▸ SHORT PROBLEM
Please output the records below in full, exactly as given, but without the images.

▸ EXERCISE MATERIAL
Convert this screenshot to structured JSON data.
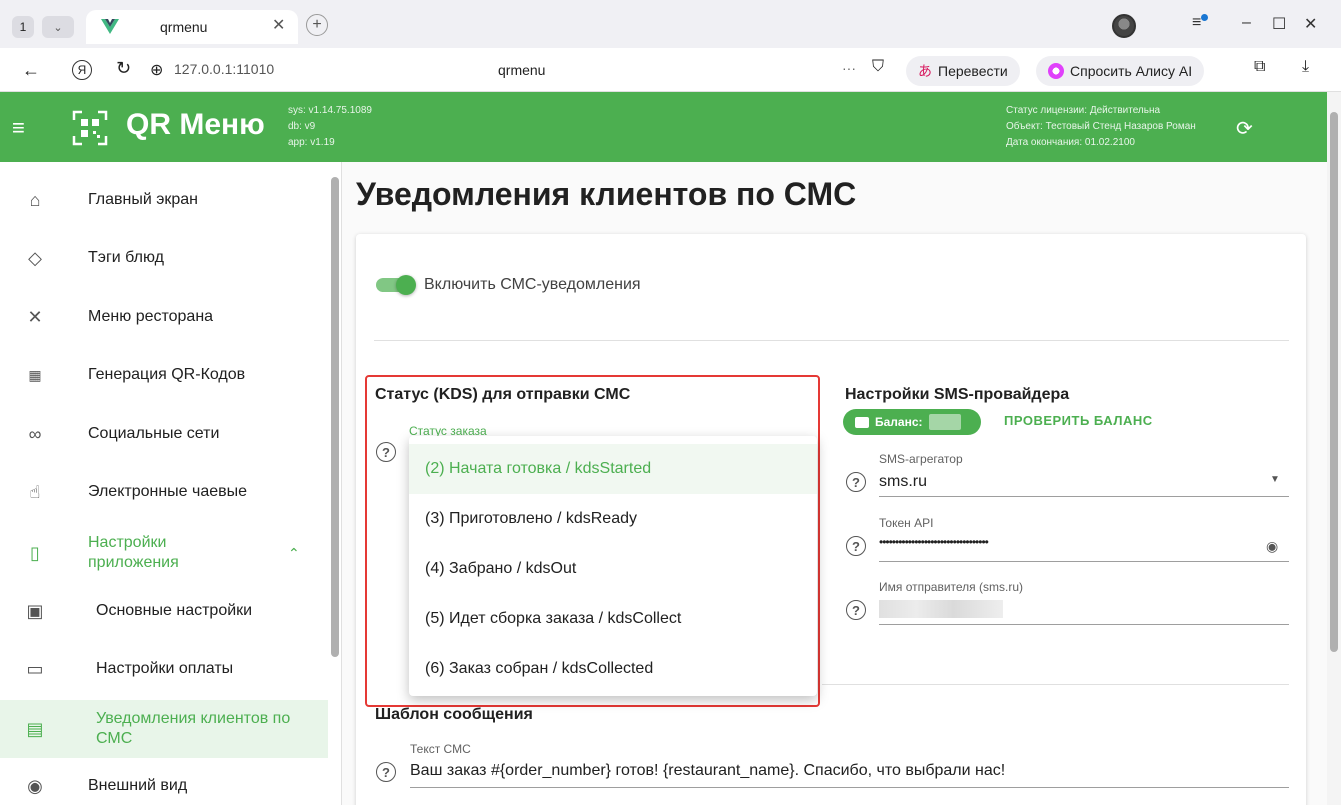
{
  "browser": {
    "tab_count": "1",
    "tab_title": "qrmenu",
    "address": "127.0.0.1:11010",
    "page_title": "qrmenu",
    "translate_label": "Перевести",
    "alice_label": "Спросить Алису AI"
  },
  "header": {
    "brand": "QR Меню",
    "sys_version": "sys: v1.14.75.1089",
    "db_version": "db: v9",
    "app_version": "app: v1.19",
    "license_status": "Статус лицензии: Действительна",
    "license_object": "Объект: Тестовый Стенд Назаров Роман",
    "license_end": "Дата окончания: 01.02.2100"
  },
  "sidebar": {
    "items": [
      {
        "label": "Главный экран"
      },
      {
        "label": "Тэги блюд"
      },
      {
        "label": "Меню ресторана"
      },
      {
        "label": "Генерация QR-Кодов"
      },
      {
        "label": "Социальные сети"
      },
      {
        "label": "Электронные чаевые"
      },
      {
        "label": "Настройки приложения"
      },
      {
        "label": "Основные настройки"
      },
      {
        "label": "Настройки оплаты"
      },
      {
        "label": "Уведомления клиентов по СМС"
      },
      {
        "label": "Внешний вид"
      }
    ]
  },
  "main": {
    "title": "Уведомления клиентов по СМС",
    "enable_sms_label": "Включить СМС-уведомления",
    "kds_section_title": "Статус (KDS) для отправки СМС",
    "order_status_label": "Статус заказа",
    "order_status_options": [
      "(2) Начата готовка / kdsStarted",
      "(3) Приготовлено / kdsReady",
      "(4) Забрано / kdsOut",
      "(5) Идет сборка заказа / kdsCollect",
      "(6) Заказ собран / kdsCollected"
    ],
    "provider_section_title": "Настройки SMS-провайдера",
    "balance_label": "Баланс:",
    "check_balance_button": "ПРОВЕРИТЬ БАЛАНС",
    "aggregator_label": "SMS-агрегатор",
    "aggregator_value": "sms.ru",
    "token_label": "Токен API",
    "token_value": "••••••••••••••••••••••••••••••••••",
    "sender_label": "Имя отправителя (sms.ru)",
    "template_section_title": "Шаблон сообщения",
    "sms_text_label": "Текст СМС",
    "sms_text_value": "Ваш заказ #{order_number} готов! {restaurant_name}. Спасибо, что выбрали нас!",
    "help_glyph": "?"
  },
  "colors": {
    "primary": "#4caf50",
    "highlight_border": "#e53935"
  }
}
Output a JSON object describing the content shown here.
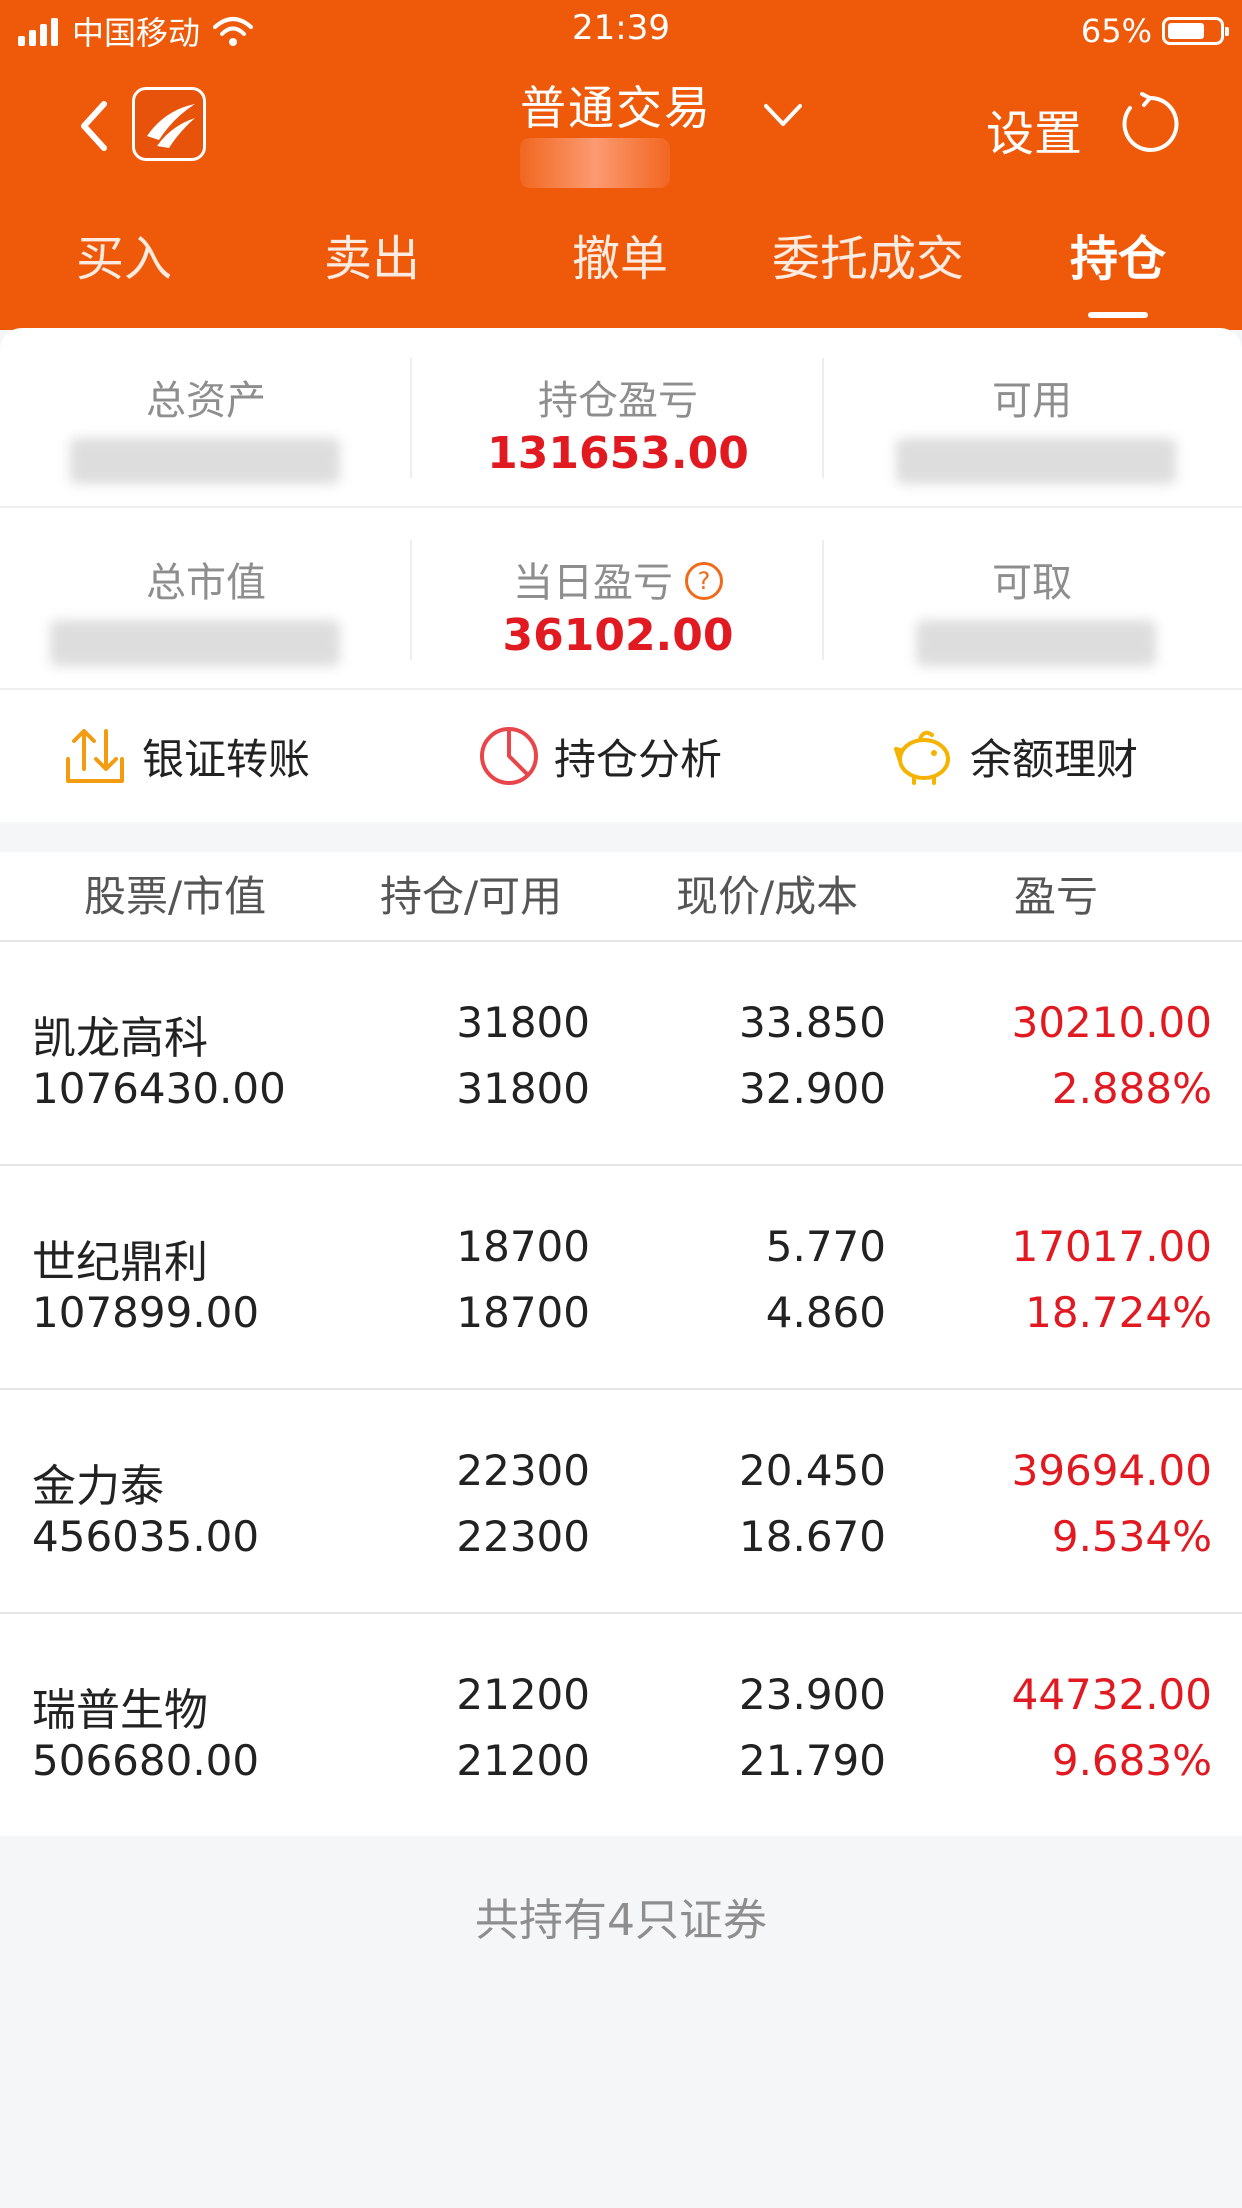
{
  "status_bar": {
    "carrier": "中国移动",
    "time": "21:39",
    "battery": "65%"
  },
  "header": {
    "title": "普通交易",
    "settings_label": "设置"
  },
  "tabs": [
    {
      "label": "买入"
    },
    {
      "label": "卖出"
    },
    {
      "label": "撤单"
    },
    {
      "label": "委托成交"
    },
    {
      "label": "持仓"
    }
  ],
  "summary": {
    "total_assets": {
      "label": "总资产",
      "value": ""
    },
    "position_pl": {
      "label": "持仓盈亏",
      "value": "131653.00"
    },
    "available": {
      "label": "可用",
      "value": ""
    },
    "market_value": {
      "label": "总市值",
      "value": ""
    },
    "daily_pl": {
      "label": "当日盈亏",
      "value": "36102.00",
      "help": "?"
    },
    "withdrawable": {
      "label": "可取",
      "value": ""
    }
  },
  "actions": [
    {
      "label": "银证转账",
      "icon": "transfer-icon"
    },
    {
      "label": "持仓分析",
      "icon": "pie-chart-icon"
    },
    {
      "label": "余额理财",
      "icon": "piggy-bank-icon"
    }
  ],
  "table": {
    "headers": [
      "股票/市值",
      "持仓/可用",
      "现价/成本",
      "盈亏"
    ],
    "rows": [
      {
        "name": "凯龙高科",
        "market_value": "1076430.00",
        "holding": "31800",
        "available": "31800",
        "price": "33.850",
        "cost": "32.900",
        "pl": "30210.00",
        "pl_pct": "2.888%"
      },
      {
        "name": "世纪鼎利",
        "market_value": "107899.00",
        "holding": "18700",
        "available": "18700",
        "price": "5.770",
        "cost": "4.860",
        "pl": "17017.00",
        "pl_pct": "18.724%"
      },
      {
        "name": "金力泰",
        "market_value": "456035.00",
        "holding": "22300",
        "available": "22300",
        "price": "20.450",
        "cost": "18.670",
        "pl": "39694.00",
        "pl_pct": "9.534%"
      },
      {
        "name": "瑞普生物",
        "market_value": "506680.00",
        "holding": "21200",
        "available": "21200",
        "price": "23.900",
        "cost": "21.790",
        "pl": "44732.00",
        "pl_pct": "9.683%"
      }
    ]
  },
  "footer": {
    "text": "共持有4只证券"
  },
  "colors": {
    "brand": "#ee5a0a",
    "profit": "#e11a22",
    "accent_icon": "#f39c12"
  }
}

▸ RESULT FOR THIS EXERCISE
Convert this screenshot to structured JSON data.
{
  "browser": {
    "tab_count": "1",
    "tab_title": "qrmenu",
    "address": "127.0.0.1:11010",
    "page_title": "qrmenu",
    "translate_label": "Перевести",
    "alice_label": "Спросить Алису AI"
  },
  "header": {
    "brand": "QR Меню",
    "sys_version": "sys: v1.14.75.1089",
    "db_version": "db: v9",
    "app_version": "app: v1.19",
    "license_status": "Статус лицензии: Действительна",
    "license_object": "Объект: Тестовый Стенд Назаров Роман",
    "license_end": "Дата окончания: 01.02.2100"
  },
  "sidebar": {
    "items": [
      {
        "label": "Главный экран"
      },
      {
        "label": "Тэги блюд"
      },
      {
        "label": "Меню ресторана"
      },
      {
        "label": "Генерация QR-Кодов"
      },
      {
        "label": "Социальные сети"
      },
      {
        "label": "Электронные чаевые"
      },
      {
        "label": "Настройки приложения"
      },
      {
        "label": "Основные настройки"
      },
      {
        "label": "Настройки оплаты"
      },
      {
        "label": "Уведомления клиентов по СМС"
      },
      {
        "label": "Внешний вид"
      }
    ]
  },
  "main": {
    "title": "Уведомления клиентов по СМС",
    "enable_sms_label": "Включить СМС-уведомления",
    "kds_section_title": "Статус (KDS) для отправки СМС",
    "order_status_label": "Статус заказа",
    "order_status_options": [
      "(2) Начата готовка / kdsStarted",
      "(3) Приготовлено / kdsReady",
      "(4) Забрано / kdsOut",
      "(5) Идет сборка заказа / kdsCollect",
      "(6) Заказ собран / kdsCollected"
    ],
    "provider_section_title": "Настройки SMS-провайдера",
    "balance_label": "Баланс:",
    "check_balance_button": "ПРОВЕРИТЬ БАЛАНС",
    "aggregator_label": "SMS-агрегатор",
    "aggregator_value": "sms.ru",
    "token_label": "Токен API",
    "token_value": "••••••••••••••••••••••••••••••••••",
    "sender_label": "Имя отправителя (sms.ru)",
    "template_section_title": "Шаблон сообщения",
    "sms_text_label": "Текст СМС",
    "sms_text_value": "Ваш заказ #{order_number} готов! {restaurant_name}. Спасибо, что выбрали нас!",
    "help_glyph": "?"
  },
  "colors": {
    "primary": "#4caf50",
    "highlight_border": "#e53935"
  }
}
Output a JSON object describing the content shown here.
{
  "status_bar": {
    "carrier": "中国移动",
    "time": "21:39",
    "battery": "65%"
  },
  "header": {
    "title": "普通交易",
    "settings_label": "设置"
  },
  "tabs": [
    {
      "label": "买入"
    },
    {
      "label": "卖出"
    },
    {
      "label": "撤单"
    },
    {
      "label": "委托成交"
    },
    {
      "label": "持仓"
    }
  ],
  "summary": {
    "total_assets": {
      "label": "总资产",
      "value": ""
    },
    "position_pl": {
      "label": "持仓盈亏",
      "value": "131653.00"
    },
    "available": {
      "label": "可用",
      "value": ""
    },
    "market_value": {
      "label": "总市值",
      "value": ""
    },
    "daily_pl": {
      "label": "当日盈亏",
      "value": "36102.00",
      "help": "?"
    },
    "withdrawable": {
      "label": "可取",
      "value": ""
    }
  },
  "actions": [
    {
      "label": "银证转账",
      "icon": "transfer-icon"
    },
    {
      "label": "持仓分析",
      "icon": "pie-chart-icon"
    },
    {
      "label": "余额理财",
      "icon": "piggy-bank-icon"
    }
  ],
  "table": {
    "headers": [
      "股票/市值",
      "持仓/可用",
      "现价/成本",
      "盈亏"
    ],
    "rows": [
      {
        "name": "凯龙高科",
        "market_value": "1076430.00",
        "holding": "31800",
        "available": "31800",
        "price": "33.850",
        "cost": "32.900",
        "pl": "30210.00",
        "pl_pct": "2.888%"
      },
      {
        "name": "世纪鼎利",
        "market_value": "107899.00",
        "holding": "18700",
        "available": "18700",
        "price": "5.770",
        "cost": "4.860",
        "pl": "17017.00",
        "pl_pct": "18.724%"
      },
      {
        "name": "金力泰",
        "market_value": "456035.00",
        "holding": "22300",
        "available": "22300",
        "price": "20.450",
        "cost": "18.670",
        "pl": "39694.00",
        "pl_pct": "9.534%"
      },
      {
        "name": "瑞普生物",
        "market_value": "506680.00",
        "holding": "21200",
        "available": "21200",
        "price": "23.900",
        "cost": "21.790",
        "pl": "44732.00",
        "pl_pct": "9.683%"
      }
    ]
  },
  "footer": {
    "text": "共持有4只证券"
  },
  "colors": {
    "brand": "#ee5a0a",
    "profit": "#e11a22",
    "accent_icon": "#f39c12"
  }
}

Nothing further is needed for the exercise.